Task description:
Print every line of the listing exactly, please.

Source data:
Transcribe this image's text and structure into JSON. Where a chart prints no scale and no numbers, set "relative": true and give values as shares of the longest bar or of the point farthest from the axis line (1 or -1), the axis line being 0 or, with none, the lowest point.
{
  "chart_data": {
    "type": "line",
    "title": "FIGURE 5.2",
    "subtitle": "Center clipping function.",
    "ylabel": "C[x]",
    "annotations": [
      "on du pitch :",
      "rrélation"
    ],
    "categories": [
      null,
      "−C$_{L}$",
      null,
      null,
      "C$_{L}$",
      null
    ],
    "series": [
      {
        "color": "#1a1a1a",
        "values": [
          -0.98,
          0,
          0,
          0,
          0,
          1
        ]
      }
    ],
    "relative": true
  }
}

Answer to the task:
Transcribe this image's text and structure into JSON. Where a chart prints no scale and no numbers, set "relative": true and give values as shares of the longest bar or of the point farthest from the axis line (1 or -1), the axis line being 0 or, with none, the lowest point.
{
  "chart_data": {
    "type": "line",
    "title": "FIGURE 5.2",
    "subtitle": "Center clipping function.",
    "ylabel": "C[x]",
    "annotations": [
      "on du pitch :",
      "rrélation"
    ],
    "categories": [
      null,
      "−C$_{L}$",
      null,
      null,
      "C$_{L}$",
      null
    ],
    "series": [
      {
        "color": "#1a1a1a",
        "values": [
          -0.98,
          0,
          0,
          0,
          0,
          1
        ]
      }
    ],
    "relative": true
  }
}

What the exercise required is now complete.